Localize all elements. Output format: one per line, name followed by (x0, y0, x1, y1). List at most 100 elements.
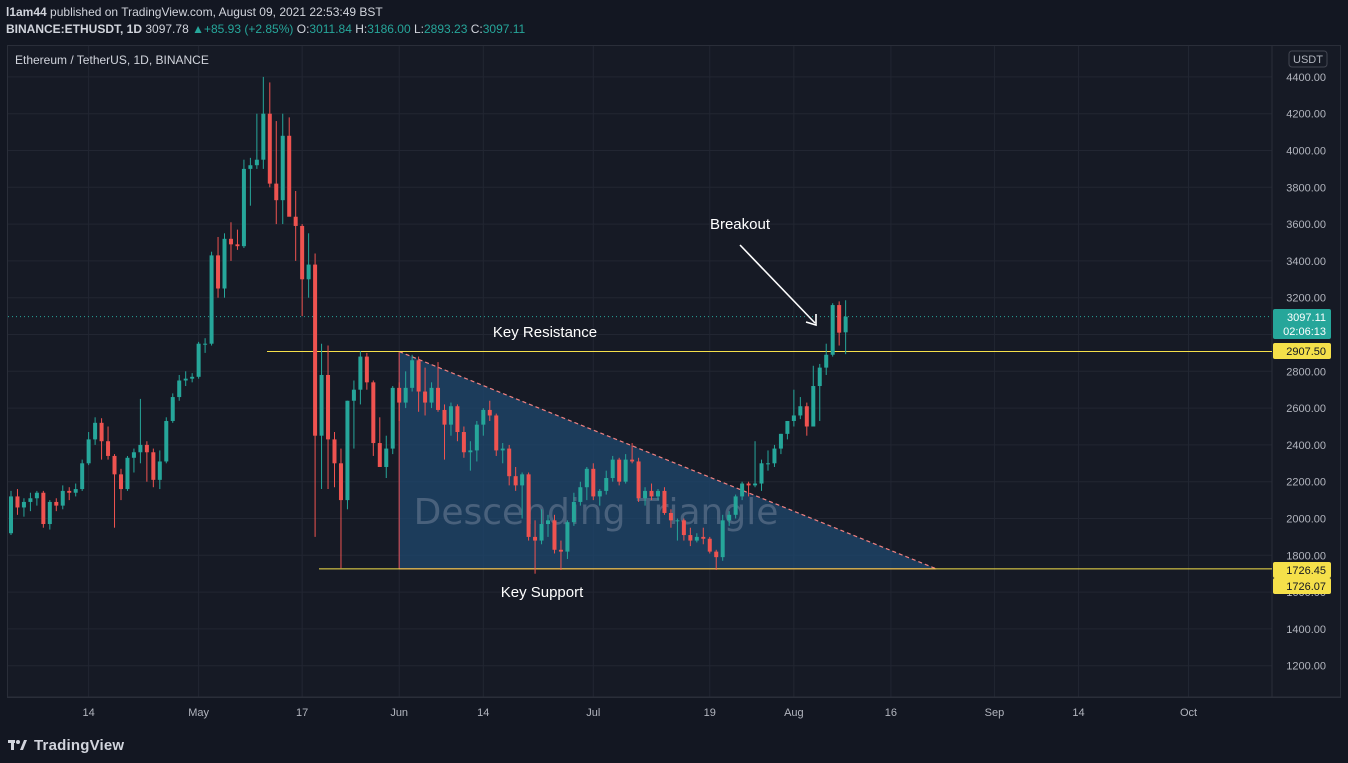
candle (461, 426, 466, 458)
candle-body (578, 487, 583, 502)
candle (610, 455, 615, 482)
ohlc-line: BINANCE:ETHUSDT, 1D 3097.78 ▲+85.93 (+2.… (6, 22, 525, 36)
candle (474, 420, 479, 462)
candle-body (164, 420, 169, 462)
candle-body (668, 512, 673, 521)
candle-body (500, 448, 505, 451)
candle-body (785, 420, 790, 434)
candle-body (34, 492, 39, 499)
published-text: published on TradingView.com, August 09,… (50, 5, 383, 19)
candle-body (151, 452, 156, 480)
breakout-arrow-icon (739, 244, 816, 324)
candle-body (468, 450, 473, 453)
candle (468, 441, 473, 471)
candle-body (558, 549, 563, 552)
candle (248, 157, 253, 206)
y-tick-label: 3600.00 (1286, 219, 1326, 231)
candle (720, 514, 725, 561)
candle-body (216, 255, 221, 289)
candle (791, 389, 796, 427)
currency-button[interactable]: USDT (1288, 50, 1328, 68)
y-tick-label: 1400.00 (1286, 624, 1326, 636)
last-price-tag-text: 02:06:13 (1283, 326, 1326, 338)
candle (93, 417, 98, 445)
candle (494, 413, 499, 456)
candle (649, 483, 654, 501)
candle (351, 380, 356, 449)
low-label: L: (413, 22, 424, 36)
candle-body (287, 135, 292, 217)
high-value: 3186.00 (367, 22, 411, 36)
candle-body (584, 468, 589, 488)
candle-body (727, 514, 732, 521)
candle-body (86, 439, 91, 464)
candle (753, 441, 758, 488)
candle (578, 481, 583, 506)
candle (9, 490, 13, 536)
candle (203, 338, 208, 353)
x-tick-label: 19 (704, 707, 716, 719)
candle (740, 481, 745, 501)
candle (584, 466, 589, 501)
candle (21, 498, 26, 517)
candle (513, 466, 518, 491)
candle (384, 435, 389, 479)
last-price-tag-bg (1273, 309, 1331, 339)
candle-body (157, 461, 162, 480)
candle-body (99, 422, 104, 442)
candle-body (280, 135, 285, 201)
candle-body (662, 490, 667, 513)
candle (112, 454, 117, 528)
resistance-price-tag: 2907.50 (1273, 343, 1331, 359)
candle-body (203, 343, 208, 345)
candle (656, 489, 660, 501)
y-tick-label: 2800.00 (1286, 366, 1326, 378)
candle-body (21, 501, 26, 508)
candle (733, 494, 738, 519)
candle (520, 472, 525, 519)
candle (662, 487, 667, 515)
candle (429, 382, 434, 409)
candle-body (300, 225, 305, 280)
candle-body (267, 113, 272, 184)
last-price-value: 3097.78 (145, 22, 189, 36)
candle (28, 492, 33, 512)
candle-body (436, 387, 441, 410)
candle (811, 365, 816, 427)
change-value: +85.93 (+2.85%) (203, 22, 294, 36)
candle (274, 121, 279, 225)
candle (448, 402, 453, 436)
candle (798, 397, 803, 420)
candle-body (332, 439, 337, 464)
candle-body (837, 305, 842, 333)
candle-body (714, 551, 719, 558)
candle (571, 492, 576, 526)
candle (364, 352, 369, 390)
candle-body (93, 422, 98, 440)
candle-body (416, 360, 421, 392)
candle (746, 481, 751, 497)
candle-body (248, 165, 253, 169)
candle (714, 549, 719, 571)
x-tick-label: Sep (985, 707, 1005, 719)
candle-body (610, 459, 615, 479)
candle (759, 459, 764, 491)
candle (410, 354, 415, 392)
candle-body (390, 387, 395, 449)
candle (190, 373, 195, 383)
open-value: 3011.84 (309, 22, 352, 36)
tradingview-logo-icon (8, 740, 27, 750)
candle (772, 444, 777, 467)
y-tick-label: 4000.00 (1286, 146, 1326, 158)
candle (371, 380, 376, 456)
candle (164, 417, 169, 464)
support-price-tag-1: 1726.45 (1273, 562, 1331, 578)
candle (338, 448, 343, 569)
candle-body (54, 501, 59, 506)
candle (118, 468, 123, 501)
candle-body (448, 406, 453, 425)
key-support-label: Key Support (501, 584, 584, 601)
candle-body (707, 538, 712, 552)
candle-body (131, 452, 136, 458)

_OBJECTIVE:_
Repeat the listing above verbatim, line for line, but leave out the picture.

_ANSWER TO THIS TASK:_
Localize all elements. Output format: one per line, name followed by (x0, y0, x1, y1). List at most 100 elements.
candle (461, 426, 466, 458)
candle-body (578, 487, 583, 502)
candle (610, 455, 615, 482)
ohlc-line: BINANCE:ETHUSDT, 1D 3097.78 ▲+85.93 (+2.… (6, 22, 525, 36)
candle (474, 420, 479, 462)
candle-body (164, 420, 169, 462)
candle-body (668, 512, 673, 521)
candle-body (500, 448, 505, 451)
candle-body (785, 420, 790, 434)
candle-body (34, 492, 39, 499)
published-text: published on TradingView.com, August 09,… (50, 5, 383, 19)
candle-body (151, 452, 156, 480)
breakout-arrow-icon (739, 244, 816, 324)
candle-body (468, 450, 473, 453)
candle (468, 441, 473, 471)
candle-body (558, 549, 563, 552)
candle (248, 157, 253, 206)
y-tick-label: 3600.00 (1286, 219, 1326, 231)
candle (720, 514, 725, 561)
candle-body (216, 255, 221, 289)
candle (791, 389, 796, 427)
currency-button[interactable]: USDT (1288, 50, 1328, 68)
y-tick-label: 1400.00 (1286, 624, 1326, 636)
last-price-tag-text: 02:06:13 (1283, 326, 1326, 338)
candle (93, 417, 98, 445)
candle (494, 413, 499, 456)
candle (649, 483, 654, 501)
candle (351, 380, 356, 449)
low-label: L: (413, 22, 424, 36)
candle-body (287, 135, 292, 217)
high-value: 3186.00 (367, 22, 411, 36)
candle-body (584, 468, 589, 488)
candle-body (727, 514, 732, 521)
candle-body (86, 439, 91, 464)
candle (753, 441, 758, 488)
candle (578, 481, 583, 506)
candle (9, 490, 13, 536)
candle (203, 338, 208, 353)
x-tick-label: 19 (704, 707, 716, 719)
candle (740, 481, 745, 501)
candle (584, 466, 589, 501)
candle (21, 498, 26, 517)
candle (513, 466, 518, 491)
candle (384, 435, 389, 479)
last-price-tag-bg (1273, 309, 1331, 339)
candle-body (157, 461, 162, 480)
candle-body (99, 422, 104, 442)
candle-body (280, 135, 285, 201)
candle-body (662, 490, 667, 513)
candle (112, 454, 117, 528)
resistance-price-tag: 2907.50 (1273, 343, 1331, 359)
candle-body (203, 343, 208, 345)
candle (656, 489, 660, 501)
y-tick-label: 2800.00 (1286, 366, 1326, 378)
candle-body (21, 501, 26, 508)
candle (733, 494, 738, 519)
candle (520, 472, 525, 519)
candle (662, 487, 667, 515)
candle (429, 382, 434, 409)
candle-body (300, 225, 305, 280)
candle-body (267, 113, 272, 184)
last-price-value: 3097.78 (145, 22, 189, 36)
candle (28, 492, 33, 512)
candle-body (436, 387, 441, 410)
candle (811, 365, 816, 427)
change-value: +85.93 (+2.85%) (203, 22, 294, 36)
candle (274, 121, 279, 225)
candle (448, 402, 453, 436)
candle (798, 397, 803, 420)
candle-body (332, 439, 337, 464)
candle-body (837, 305, 842, 333)
candle-body (714, 551, 719, 558)
candle (571, 492, 576, 526)
candle (364, 352, 369, 390)
candle-body (93, 422, 98, 440)
candle-body (416, 360, 421, 392)
candle (746, 481, 751, 497)
candle-body (248, 165, 253, 169)
candle (714, 549, 719, 571)
x-tick-label: Sep (985, 707, 1005, 719)
candle-body (610, 459, 615, 479)
candle (759, 459, 764, 491)
candle (410, 354, 415, 392)
candle-body (390, 387, 395, 449)
candle (190, 373, 195, 383)
open-value: 3011.84 (309, 22, 352, 36)
tradingview-logo-icon (8, 740, 27, 750)
candle (772, 444, 777, 467)
y-tick-label: 4000.00 (1286, 146, 1326, 158)
candle (371, 380, 376, 456)
candle (164, 417, 169, 464)
support-price-tag-1: 1726.45 (1273, 562, 1331, 578)
candle (338, 448, 343, 569)
candle-body (54, 501, 59, 506)
candle (118, 468, 123, 501)
candle-body (448, 406, 453, 425)
key-support-label: Key Support (501, 584, 584, 601)
candle-body (707, 538, 712, 552)
candle-body (131, 452, 136, 458)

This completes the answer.